ASSIGNMENT
When the string "page" is part of a line below, that line should be copied.

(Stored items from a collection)
========================================================================
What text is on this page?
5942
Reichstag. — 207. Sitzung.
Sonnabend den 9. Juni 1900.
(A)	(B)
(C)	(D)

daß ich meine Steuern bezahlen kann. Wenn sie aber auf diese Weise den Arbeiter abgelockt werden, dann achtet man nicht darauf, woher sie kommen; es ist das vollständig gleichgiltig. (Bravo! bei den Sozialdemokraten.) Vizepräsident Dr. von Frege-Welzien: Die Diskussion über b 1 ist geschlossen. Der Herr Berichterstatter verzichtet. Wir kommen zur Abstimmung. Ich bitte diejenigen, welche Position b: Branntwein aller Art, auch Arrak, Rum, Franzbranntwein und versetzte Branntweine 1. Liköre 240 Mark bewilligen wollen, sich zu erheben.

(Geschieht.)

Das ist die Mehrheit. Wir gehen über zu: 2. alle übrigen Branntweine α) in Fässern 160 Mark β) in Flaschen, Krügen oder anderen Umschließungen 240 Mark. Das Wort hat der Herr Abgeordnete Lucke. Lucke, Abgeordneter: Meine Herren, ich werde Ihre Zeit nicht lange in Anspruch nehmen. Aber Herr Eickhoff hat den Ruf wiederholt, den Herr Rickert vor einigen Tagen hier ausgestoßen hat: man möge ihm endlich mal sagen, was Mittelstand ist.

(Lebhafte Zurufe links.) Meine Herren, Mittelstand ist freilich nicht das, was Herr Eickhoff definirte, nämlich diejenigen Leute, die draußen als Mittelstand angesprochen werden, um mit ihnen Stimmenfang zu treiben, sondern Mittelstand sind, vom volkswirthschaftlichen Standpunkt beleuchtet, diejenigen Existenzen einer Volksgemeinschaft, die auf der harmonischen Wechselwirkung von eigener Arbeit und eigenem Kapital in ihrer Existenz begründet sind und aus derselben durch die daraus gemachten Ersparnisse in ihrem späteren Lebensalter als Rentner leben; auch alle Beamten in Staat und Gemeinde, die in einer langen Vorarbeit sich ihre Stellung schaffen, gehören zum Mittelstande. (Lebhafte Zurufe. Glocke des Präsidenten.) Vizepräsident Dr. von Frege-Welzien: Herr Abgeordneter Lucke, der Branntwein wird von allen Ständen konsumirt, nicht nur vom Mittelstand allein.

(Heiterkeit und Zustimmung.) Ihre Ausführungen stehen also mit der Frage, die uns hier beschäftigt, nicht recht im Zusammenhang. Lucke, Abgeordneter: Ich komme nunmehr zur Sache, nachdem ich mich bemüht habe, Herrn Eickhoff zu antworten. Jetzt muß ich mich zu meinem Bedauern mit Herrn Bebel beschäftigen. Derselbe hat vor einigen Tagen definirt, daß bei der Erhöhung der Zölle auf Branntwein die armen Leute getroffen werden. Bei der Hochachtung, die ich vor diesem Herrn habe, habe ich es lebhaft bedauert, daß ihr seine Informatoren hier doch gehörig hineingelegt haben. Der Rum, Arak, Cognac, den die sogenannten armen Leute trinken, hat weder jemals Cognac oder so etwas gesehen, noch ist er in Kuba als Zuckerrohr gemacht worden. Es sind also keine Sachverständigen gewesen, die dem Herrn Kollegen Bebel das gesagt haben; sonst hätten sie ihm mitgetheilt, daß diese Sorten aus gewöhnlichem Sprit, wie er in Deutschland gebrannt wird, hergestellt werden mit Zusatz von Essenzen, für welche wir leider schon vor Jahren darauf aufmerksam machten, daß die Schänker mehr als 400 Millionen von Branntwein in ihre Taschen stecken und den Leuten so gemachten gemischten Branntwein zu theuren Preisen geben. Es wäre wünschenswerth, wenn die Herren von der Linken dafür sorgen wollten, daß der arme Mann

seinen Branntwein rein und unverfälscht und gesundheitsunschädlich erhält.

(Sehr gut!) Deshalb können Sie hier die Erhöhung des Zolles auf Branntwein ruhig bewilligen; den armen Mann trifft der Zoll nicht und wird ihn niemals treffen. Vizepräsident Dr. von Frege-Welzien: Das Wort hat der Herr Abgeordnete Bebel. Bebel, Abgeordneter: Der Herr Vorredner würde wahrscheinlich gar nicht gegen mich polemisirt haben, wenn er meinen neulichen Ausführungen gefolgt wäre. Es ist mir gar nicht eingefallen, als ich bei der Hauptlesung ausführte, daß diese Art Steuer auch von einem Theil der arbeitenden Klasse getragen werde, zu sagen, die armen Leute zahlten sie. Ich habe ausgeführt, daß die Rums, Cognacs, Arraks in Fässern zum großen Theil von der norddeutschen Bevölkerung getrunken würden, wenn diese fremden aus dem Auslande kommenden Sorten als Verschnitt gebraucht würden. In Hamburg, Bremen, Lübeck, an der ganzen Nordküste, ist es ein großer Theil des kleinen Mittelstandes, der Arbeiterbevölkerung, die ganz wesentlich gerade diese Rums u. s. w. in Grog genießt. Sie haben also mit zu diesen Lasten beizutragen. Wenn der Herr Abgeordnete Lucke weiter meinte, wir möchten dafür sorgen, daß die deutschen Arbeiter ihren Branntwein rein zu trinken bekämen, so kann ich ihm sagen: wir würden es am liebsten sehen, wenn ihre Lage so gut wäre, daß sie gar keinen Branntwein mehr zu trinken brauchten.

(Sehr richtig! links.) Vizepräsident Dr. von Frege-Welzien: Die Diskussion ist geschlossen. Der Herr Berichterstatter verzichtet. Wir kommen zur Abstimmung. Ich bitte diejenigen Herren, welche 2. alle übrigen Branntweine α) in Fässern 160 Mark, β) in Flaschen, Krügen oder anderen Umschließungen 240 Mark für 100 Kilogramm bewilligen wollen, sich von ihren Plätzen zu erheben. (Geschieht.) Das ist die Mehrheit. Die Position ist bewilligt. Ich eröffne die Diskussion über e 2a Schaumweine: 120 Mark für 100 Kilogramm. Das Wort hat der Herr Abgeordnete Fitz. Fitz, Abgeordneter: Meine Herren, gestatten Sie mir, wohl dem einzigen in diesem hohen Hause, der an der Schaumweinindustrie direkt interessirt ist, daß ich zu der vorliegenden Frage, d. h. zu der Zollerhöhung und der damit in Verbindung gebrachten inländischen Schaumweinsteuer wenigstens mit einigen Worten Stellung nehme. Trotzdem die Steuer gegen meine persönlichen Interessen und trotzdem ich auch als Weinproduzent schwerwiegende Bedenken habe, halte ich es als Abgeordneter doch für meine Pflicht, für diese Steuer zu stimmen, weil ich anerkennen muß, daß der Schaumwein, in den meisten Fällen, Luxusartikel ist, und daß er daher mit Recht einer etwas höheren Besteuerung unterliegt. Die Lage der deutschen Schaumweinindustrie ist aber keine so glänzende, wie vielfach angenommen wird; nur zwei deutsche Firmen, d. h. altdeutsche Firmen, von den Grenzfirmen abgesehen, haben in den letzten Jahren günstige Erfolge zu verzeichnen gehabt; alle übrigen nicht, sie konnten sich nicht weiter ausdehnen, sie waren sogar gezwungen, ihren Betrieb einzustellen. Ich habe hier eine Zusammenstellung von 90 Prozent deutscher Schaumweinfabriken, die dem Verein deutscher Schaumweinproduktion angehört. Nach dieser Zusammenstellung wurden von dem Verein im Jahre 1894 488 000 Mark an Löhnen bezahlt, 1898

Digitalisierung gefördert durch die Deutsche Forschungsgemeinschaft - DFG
========================================================================
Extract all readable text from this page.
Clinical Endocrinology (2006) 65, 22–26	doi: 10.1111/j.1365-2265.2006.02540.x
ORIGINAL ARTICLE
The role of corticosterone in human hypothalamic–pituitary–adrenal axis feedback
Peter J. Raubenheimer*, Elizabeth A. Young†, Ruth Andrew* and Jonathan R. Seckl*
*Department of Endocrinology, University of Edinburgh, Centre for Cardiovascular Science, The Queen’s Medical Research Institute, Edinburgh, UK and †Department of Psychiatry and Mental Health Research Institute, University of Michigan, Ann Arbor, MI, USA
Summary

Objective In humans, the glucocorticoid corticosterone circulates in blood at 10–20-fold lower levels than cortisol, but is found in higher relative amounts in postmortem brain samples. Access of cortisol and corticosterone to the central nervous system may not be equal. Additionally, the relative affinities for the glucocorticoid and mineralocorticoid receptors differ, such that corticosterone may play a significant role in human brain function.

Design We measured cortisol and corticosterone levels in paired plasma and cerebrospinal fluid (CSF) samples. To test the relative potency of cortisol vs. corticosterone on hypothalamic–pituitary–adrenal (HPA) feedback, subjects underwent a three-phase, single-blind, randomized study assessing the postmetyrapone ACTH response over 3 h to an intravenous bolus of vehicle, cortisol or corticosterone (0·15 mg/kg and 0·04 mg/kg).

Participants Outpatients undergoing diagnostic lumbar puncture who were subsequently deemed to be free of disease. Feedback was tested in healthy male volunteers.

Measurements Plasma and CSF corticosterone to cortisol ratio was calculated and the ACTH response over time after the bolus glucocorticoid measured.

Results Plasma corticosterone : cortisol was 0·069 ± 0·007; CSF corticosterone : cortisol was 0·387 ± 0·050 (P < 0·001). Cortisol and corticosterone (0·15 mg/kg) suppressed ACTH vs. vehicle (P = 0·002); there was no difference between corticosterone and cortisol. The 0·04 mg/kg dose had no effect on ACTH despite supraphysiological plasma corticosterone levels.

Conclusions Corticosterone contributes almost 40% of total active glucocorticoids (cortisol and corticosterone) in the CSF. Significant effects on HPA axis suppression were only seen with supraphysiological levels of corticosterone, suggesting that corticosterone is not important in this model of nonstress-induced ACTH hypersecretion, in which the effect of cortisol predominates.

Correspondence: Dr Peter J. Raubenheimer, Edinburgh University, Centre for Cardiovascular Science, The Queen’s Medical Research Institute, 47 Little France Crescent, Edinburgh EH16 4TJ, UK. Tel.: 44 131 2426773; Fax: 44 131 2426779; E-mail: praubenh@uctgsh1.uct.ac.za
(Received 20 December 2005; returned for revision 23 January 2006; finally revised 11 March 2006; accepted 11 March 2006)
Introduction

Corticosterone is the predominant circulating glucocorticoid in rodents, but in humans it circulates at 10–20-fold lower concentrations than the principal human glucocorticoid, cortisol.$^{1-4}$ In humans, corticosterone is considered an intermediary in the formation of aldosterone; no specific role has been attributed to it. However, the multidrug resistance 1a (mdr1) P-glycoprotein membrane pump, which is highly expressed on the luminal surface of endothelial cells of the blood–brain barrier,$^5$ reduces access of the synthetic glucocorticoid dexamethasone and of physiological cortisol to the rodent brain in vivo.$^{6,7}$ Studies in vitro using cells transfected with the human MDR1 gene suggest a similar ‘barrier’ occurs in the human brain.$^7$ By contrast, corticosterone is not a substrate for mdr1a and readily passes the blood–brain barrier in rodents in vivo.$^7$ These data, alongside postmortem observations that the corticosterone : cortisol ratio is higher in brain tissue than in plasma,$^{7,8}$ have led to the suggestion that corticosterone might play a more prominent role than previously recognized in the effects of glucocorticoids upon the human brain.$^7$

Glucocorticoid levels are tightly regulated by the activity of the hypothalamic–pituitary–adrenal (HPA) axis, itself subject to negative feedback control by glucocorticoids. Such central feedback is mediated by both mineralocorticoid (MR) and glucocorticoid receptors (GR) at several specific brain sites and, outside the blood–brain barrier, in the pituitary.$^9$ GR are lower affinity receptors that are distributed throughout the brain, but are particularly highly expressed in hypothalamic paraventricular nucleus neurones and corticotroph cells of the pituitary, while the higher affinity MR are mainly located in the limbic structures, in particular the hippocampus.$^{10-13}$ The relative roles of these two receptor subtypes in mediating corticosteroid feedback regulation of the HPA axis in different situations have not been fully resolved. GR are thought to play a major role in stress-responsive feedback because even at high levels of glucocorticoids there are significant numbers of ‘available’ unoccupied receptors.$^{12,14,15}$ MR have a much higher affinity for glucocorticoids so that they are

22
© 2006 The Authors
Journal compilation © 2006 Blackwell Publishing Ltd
========================================================================
ANSWER BELOW
What text is on this page?
Extract all readable text from this page.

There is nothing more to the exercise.